* start *

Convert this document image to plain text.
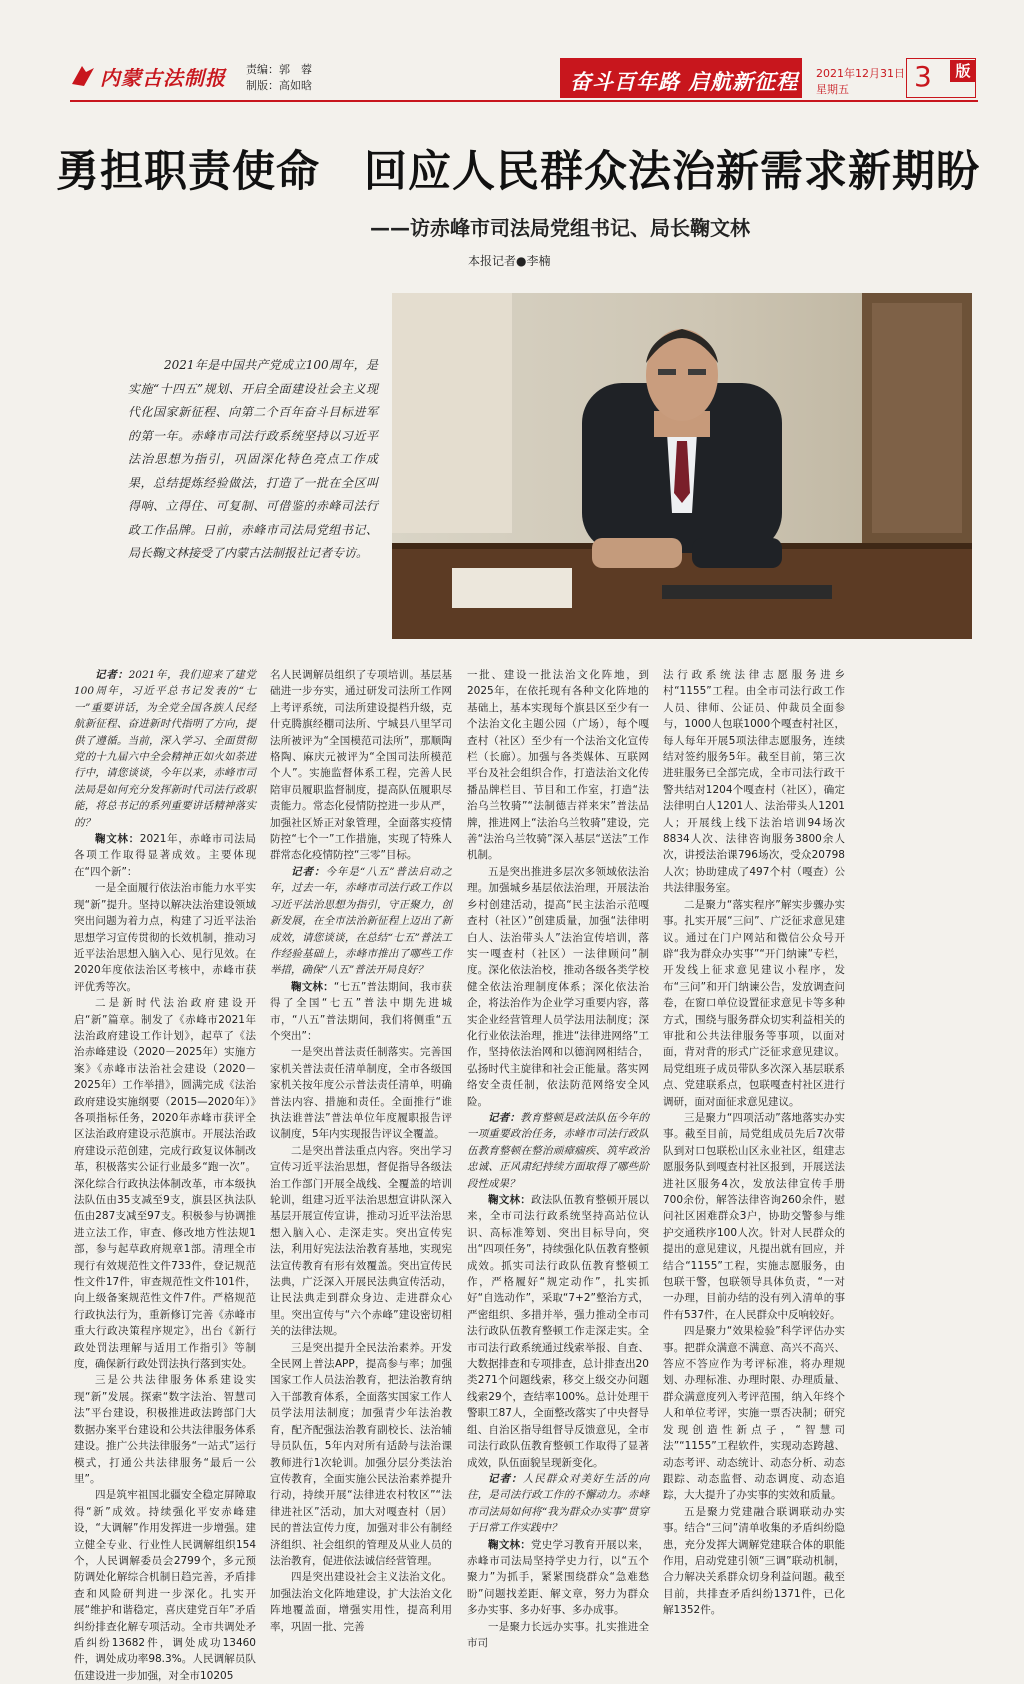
内蒙古法制报 责编：郭　蓉
制版：高如晗	奋斗百年路 启航新征程 2021年12月31日
星期五	3	版
勇担职责使命　回应人民群众法治新需求新期盼
——访赤峰市司法局党组书记、局长鞠文林
本报记者●李楠
2021年是中国共产党成立100周年，是实施“十四五”规划、开启全面建设社会主义现代化国家新征程、向第二个百年奋斗目标进军的第一年。赤峰市司法行政系统坚持以习近平法治思想为指引，巩固深化特色亮点工作成果，总结提炼经验做法，打造了一批在全区叫得响、立得住、可复制、可借鉴的赤峰司法行政工作品牌。日前，赤峰市司法局党组书记、局长鞠文林接受了内蒙古法制报社记者专访。

记者：2021年，我们迎来了建党100周年，习近平总书记发表的“七一”重要讲话，为全党全国各族人民经航新征程、奋进新时代指明了方向，提供了遵循。当前，深入学习、全面贯彻党的十九届六中全会精神正如火如荼进行中，请您谈谈，今年以来，赤峰市司法局是如何充分发挥新时代司法行政职能，将总书记的系列重要讲话精神落实的？

鞠文林：2021年，赤峰市司法局各项工作取得显著成效。主要体现在“四个新”：

一是全面履行依法治市能力水平实现“新”提升。坚持以解决法治建设领域突出问题为着力点，构建了习近平法治思想学习宣传贯彻的长效机制，推动习近平法治思想入脑入心、见行见效。在2020年度依法治区考核中，赤峰市获评优秀等次。

二是新时代法治政府建设开启“新”篇章。制发了《赤峰市2021年法治政府建设工作计划》，起草了《法治赤峰建设（2020－2025年）实施方案》《赤峰市法治社会建设（2020－2025年）工作举措》，圆满完成《法治政府建设实施纲要（2015—2020年）》各项指标任务，2020年赤峰市获评全区法治政府建设示范旗市。开展法治政府建设示范创建，完成行政复议体制改革，积极落实公证行业最多“跑一次”。深化综合行政执法体制改革，市本级执法队伍由35支减至9支，旗县区执法队伍由287支减至97支。积极参与协调推进立法工作，审查、修改地方性法规1部，参与起草政府规章1部。清理全市现行有效规范性文件733件，登记规范性文件17件，审查规范性文件101件，向上级备案规范性文件7件。严格规范行政执法行为，重新修订完善《赤峰市重大行政决策程序规定》，出台《新行政处罚法理解与适用工作指引》等制度，确保新行政处罚法执行落到实处。

三是公共法律服务体系建设实现“新”发展。探索“数字法治、智慧司法”平台建设，积极推进政法跨部门大数据办案平台建设和公共法律服务体系建设。推广公共法律服务“一站式”运行模式，打通公共法律服务“最后一公里”。

四是筑牢祖国北疆安全稳定屏障取得“新”成效。持续强化平安赤峰建设，“大调解”作用发挥进一步增强。建立健全专业、行业性人民调解组织154个，人民调解委员会2799个，多元预防调处化解综合机制日趋完善，矛盾排查和风险研判进一步深化。扎实开展“维护和谐稳定，喜庆建党百年”矛盾纠纷排查化解专项活动。全市共调处矛盾纠纷13682件，调处成功13460件，调处成功率98.3%。人民调解员队伍建设进一步加强，对全市10205

名人民调解员组织了专项培训。基层基础进一步夯实，通过研发司法所工作网上考评系统，司法所建设提档升级，克什克腾旗经棚司法所、宁城县八里罕司法所被评为“全国模范司法所”，那顺陶格陶、麻庆元被评为“全国司法所模范个人”。实施监督体系工程，完善人民陪审员履职监督制度，提高队伍履职尽责能力。常态化侵情防控进一步从严，加强社区矫正对象管理，全面落实疫情防控“七个一”工作措施，实现了特殊人群常态化疫情防控“三零”目标。

记者：今年是“八五”普法启动之年，过去一年，赤峰市司法行政工作以习近平法治思想为指引，守正聚力，创新发展，在全市法治新征程上迈出了新成效，请您谈谈，在总结“七五”普法工作经验基础上，赤峰市推出了哪些工作举措，确保“八五”普法开局良好？

鞠文林：“七五”普法期间，我市获得了全国“七五”普法中期先进城市，“八五”普法期间，我们将侧重“五个突出”：

一是突出普法责任制落实。完善国家机关普法责任清单制度，全市各级国家机关按年度公示普法责任清单，明确普法内容、措施和责任。全面推行“谁执法谁普法”普法单位年度履职报告评议制度，5年内实现报告评议全覆盖。

二是突出普法重点内容。突出学习宣传习近平法治思想，督促指导各级法治工作部门开展全战线、全覆盖的培训轮训，组建习近平法治思想宣讲队深入基层开展宣传宣讲，推动习近平法治思想入脑入心、走深走实。突出宣传宪法，利用好宪法法治教育基地，实现宪法宣传教育有形有效覆盖。突出宣传民法典，广泛深入开展民法典宣传活动，让民法典走到群众身边、走进群众心里。突出宣传与“六个赤峰”建设密切相关的法律法规。

三是突出提升全民法治素养。开发全民网上普法APP，提高参与率；加强国家工作人员法治教育，把法治教育纳入干部教育体系，全面落实国家工作人员学法用法制度；加强青少年法治教育，配齐配强法治教育副校长、法治辅导员队伍，5年内对所有适龄与法治课教师进行1次轮训。加强分层分类法治宣传教育，全面实施公民法治素养提升行动，持续开展“法律进农村牧区”“法律进社区”活动，加大对嘎查村（居）民的普法宣传力度，加强对非公有制经济组织、社会组织的管理及从业人员的法治教育，促进依法诚信经营管理。

四是突出建设社会主义法治文化。加强法治文化阵地建设，扩大法治文化阵地覆盖面，增强实用性，提高利用率，巩固一批、完善

一批、建设一批法治文化阵地，到2025年，在依托现有各种文化阵地的基础上，基本实现每个旗县区至少有一个法治文化主题公园（广场），每个嘎查村（社区）至少有一个法治文化宣传栏（长廊）。加强与各类媒体、互联网平台及社会组织合作，打造法治文化传播品牌栏目、节目和工作室，打造“法治乌兰牧骑”“法制德吉祥来宋”普法品牌，推进网上“法治乌兰牧骑”建设，完善“法治乌兰牧骑”深入基层“送法”工作机制。

五是突出推进多层次多领域依法治理。加强城乡基层依法治理，开展法治乡村创建活动，提高“民主法治示范嘎查村（社区）”创建质量，加强“法律明白人、法治带头人”法治宣传培训，落实一嘎查村（社区）一法律顾问”制度。深化依法治校，推动各级各类学校健全依法治理制度体系；深化依法治企，将法治作为企业学习重要内容，落实企业经营管理人员学法用法制度；深化行业依法治理，推进“法律进网络”工作，坚持依法治网和以德润网相结合，弘扬时代主旋律和社会正能量。落实网络安全责任制，依法防范网络安全风险。

记者：教育整顿是政法队伍今年的一项重要政治任务，赤峰市司法行政队伍教育整顿在整治顽瘴痼疾、筑牢政治忠诚、正风肃纪持续方面取得了哪些阶段性成果？

鞠文林：政法队伍教育整顿开展以来，全市司法行政系统坚持高站位认识、高标准筹划、突出目标导向，突出“四项任务”，持续强化队伍教育整顿成效。抓实司法行政队伍教育整顿工作，严格履好“规定动作”，扎实抓好“自选动作”，采取“7+2”整治方式，严密组织、多措并举，强力推动全市司法行政队伍教育整顿工作走深走实。全市司法行政系统通过线索举报、自查、大数据排查和专项排查，总计排查出20类271个问题线索，移交上级交办问题线索29个，查结率100%。总计处理干警职工87人，全面整改落实了中央督导组、自治区指导组督导反馈意见，全市司法行政队伍教育整顿工作取得了显著成效，队伍面貌呈现新变化。

记者：人民群众对美好生活的向往，是司法行政工作的不懈动力。赤峰市司法局如何将“我为群众办实事”贯穿于日常工作实践中？

鞠文林：党史学习教育开展以来，赤峰市司法局坚持学史力行，以“五个聚力”为抓手，紧紧围绕群众“急难愁盼”问题找差距、解文章，努力为群众多办实事、多办好事、多办成事。

一是聚力长远办实事。扎实推进全市司

法行政系统法律志愿服务进乡村“1155”工程。由全市司法行政工作人员、律师、公证员、仲裁员全面参与，1000人包联1000个嘎查村社区，每人每年开展5项法律志愿服务，连续结对签约服务5年。截至目前，第三次进驻服务已全部完成，全市司法行政干警共结对1204个嘎查村（社区），确定法律明白人1201人、法治带头人1201人；开展线上线下法治培训94场次8834人次、法律咨询服务3800余人次，讲授法治课796场次，受众20798人次；协助建成了497个村（嘎查）公共法律服务室。

二是聚力“落实程序”解实步骤办实事。扎实开展“三问”、广泛征求意见建议。通过在门户网站和微信公众号开辟“我为群众办实事”“开门纳谏”专栏，开发线上征求意见建议小程序，发布“三问”和开门纳谏公告，发放调查问卷，在窗口单位设置征求意见卡等多种方式，围绕与服务群众切实利益相关的审批和公共法律服务等事项，以面对面，背对背的形式广泛征求意见建议。局党组班子成员带队多次深入基层联系点、党建联系点，包联嘎查村社区进行调研，面对面征求意见建议。

三是聚力“四项活动”落地落实办实事。截至目前，局党组成员先后7次带队到对口包联松山区永业社区，组建志愿服务队到嘎查村社区报到，开展送法进社区服务4次，发放法律宣传手册700余份，解答法律咨询260余件，慰问社区困难群众3户，协助交警参与维护交通秩序100人次。针对人民群众的提出的意见建议，凡提出就有回应，并结合“1155”工程，实施志愿服务，由包联干警，包联领导具体负责，“一对一办理，目前办结的没有列入清单的事件有537件，在人民群众中反响较好。

四是聚力“效果检验”科学评估办实事。把群众满意不满意、高兴不高兴、答应不答应作为考评标准，将办理规划、办理标准、办理时限、办理质量、群众满意度列入考评范围，纳入年终个人和单位考评，实施一票否决制；研究发现创造性新点子，“智慧司法”“1155”工程软件，实现动态跨越、动态考评、动态统计、动态分析、动态跟踪、动态监督、动态调度、动态追踪，大大提升了办实事的实效和质量。

五是聚力党建融合联调联动办实事。结合“三问”清单收集的矛盾纠纷隐患，充分发挥大调解党建联合体的职能作用，启动党建引领“三调”联动机制，合力解决关系群众切身利益问题。截至目前，共排查矛盾纠纷1371件，已化解1352件。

* end *

PROBLEM DESCRIPTION: Search the entries for the string "推动习近平法治思想入脑入心" and collect each line that has it.

SOLUTION FOR THIS TASK:
一是全面履行依法治市能力水平实现“新”提升。坚持以解决法治建设领域突出问题为着力点，构建了习近平法治思想学习宣传贯彻的长效机制，推动习近平法治思想入脑入心、见行见效。在2020年度依法治区考核中，赤峰市获评优秀等次。
二是突出普法重点内容。突出学习宣传习近平法治思想，督促指导各级法治工作部门开展全战线、全覆盖的培训轮训，组建习近平法治思想宣讲队深入基层开展宣传宣讲，推动习近平法治思想入脑入心、走深走实。突出宣传宪法，利用好宪法法治教育基地，实现宪法宣传教育有形有效覆盖。突出宣传民法典，广泛深入开展民法典宣传活动，让民法典走到群众身边、走进群众心里。突出宣传与“六个赤峰”建设密切相关的法律法规。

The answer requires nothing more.